** start Excerpt **

“My Urges Are Out of Control”

If you’ve ever taken some time to sit with your emotions and figure out how your feelings actually feel, then you’ll know what an urge feels like. If you were to close your eyes right now, think about what it feels like to have an urge. Where in your body is this feeling? For me, it’s in the pit of my stomach and the color is bright red. It’s moving super fast and it makes me want to do something, anything. It’s like I have all this pressure built up and it’s uncomfortable and I just want it to go away. 

 

Not a pretty feeling. No wonder we start to feel like our urges are out of control. 

Thoughts That Create Urgency

So let’s dig into this a bit deeper. We know that our thoughts create our feelings and our feelings create our actions and our actions create our results. What are the thoughts that generate feelings of urgency?

 

Maybe it’s something like, “This day is too much to handle. I can’t even deal “ or “Today is a full schedule” or “Oh geez, Sunday is here. That means Monday's tomorrow.”

 

As innocent as they may be, these thoughts are unsettling and uneasy. They tell you that you can’t sit still for another minute, you have to do something, so you build up the feeling of urgency. It has to be taken care of right now. 

Buffering

Typically, we want urges to go away. That’s where buffering, when we use an external something to take away an uncomfortable feeling, comes in. Typically buffering behaviors secrete feel-good hormones in our brain, like dopamine and serotonin. And when you have an urge and it feels really uncomfortable and you just want it to go away, your brain will remember the things you did in the past to feel better, whether that’s food, alcohol, shopping, exercise, whatever it may be. 

 

I have a client who first came to me because she was buffering with overeating and, as a result, gained some weight and was not feeling good about her life. But talking about urges led to a huge breakthrough for her. She realized that when she drove home from work, she would get to a particular stop sign. If she could drive past that stop sign and not have the feeling of wanting to raid her pantry, she knew she’d be fine. But if she got there and had urges or thoughts of “I’m not getting through tonight without overeating,” she was done. That stop sign determined her evening. 

 

So we made a deal. My client was allowed to give in to her urges, but only after she could slow her restlessness down first. That meant she had to recognize that she was restless, pull that feeling into her body and notice where it was, what it felt like, and had to allow that feeling. She knew she was resisting it if she wanted her treats even more and the feeling was so powerful she couldn’t possibly sit with it for one more minute. Guess how many times she proceeded to eat her treats after she processed the feeling? Never. To this day. If she can slow down the feeling, she doesn’t give into it.

** end Excerpt **

Carry on the essay about urges, starting after its final sentence.

** start Items **

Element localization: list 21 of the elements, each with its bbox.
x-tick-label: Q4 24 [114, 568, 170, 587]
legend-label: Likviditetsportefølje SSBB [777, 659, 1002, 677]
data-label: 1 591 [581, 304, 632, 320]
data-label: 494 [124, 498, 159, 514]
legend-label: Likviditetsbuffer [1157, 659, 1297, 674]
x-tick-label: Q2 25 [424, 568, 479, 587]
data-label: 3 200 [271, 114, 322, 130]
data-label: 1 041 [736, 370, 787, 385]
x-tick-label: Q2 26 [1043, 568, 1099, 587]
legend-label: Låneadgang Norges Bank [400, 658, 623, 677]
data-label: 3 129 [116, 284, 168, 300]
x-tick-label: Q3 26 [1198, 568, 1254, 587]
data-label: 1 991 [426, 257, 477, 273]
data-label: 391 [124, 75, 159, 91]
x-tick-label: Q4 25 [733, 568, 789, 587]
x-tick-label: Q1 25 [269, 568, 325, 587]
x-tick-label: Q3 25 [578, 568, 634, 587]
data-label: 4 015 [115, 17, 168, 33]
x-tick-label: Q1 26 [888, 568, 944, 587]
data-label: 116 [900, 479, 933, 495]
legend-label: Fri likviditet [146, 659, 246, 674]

** end Items **

**Reply to the task:**
When my client learned to sit with the discomfort and process her restlessness, the stop sign lost its power. She went from a 20-year history of overeating, giving in to urges, and buffering, to it completely going away. She’d thought that this was just a part of her, that she didn’t have control over her life. But that just wasn’t true. Even though we may be doing certain behaviors for years, my client learned we can make changes almost immediately. 

Allowing the Feeling

For some reason, humans respond to negative or red, bouncy, uncomfortable feelings by wanting to get rid of them. But the power lies in being willing to feel that feeling. Because anything that could happen in your life will only create a feeling. If you can handle any feeling, you can handle anything. 

 

This cognitive thought work - the ability to tap into our automatic thoughts and identify the limiting belief system that is not serving us well and is holding us back - is magic. If you have any bad habit or want to take on a new positive habit, this is the type of work that will make it happen. 

 

When you get to know the feeling, call it out and recognize it, and you are there in the moment with that feeling, you can watch it dissipate. It loses its power right before your eyes. All you have to do is acknowledge it and not push it away. Say “Hey restlessness, how are you?” You get into your body and you just sit with it.

 

What this does is stall the behavior that you’d typically take. It makes you pause. Pausing disrupts the programming that would have led you in the past to go straight to the pantry. That pause alone will allow you to feel the feeling, watch it go away, and not want to pursue the behavior. Over time, when you feel restless or urgent, your brain won't even think about the pantry because you will have retrained your brain. It’s all about the pause.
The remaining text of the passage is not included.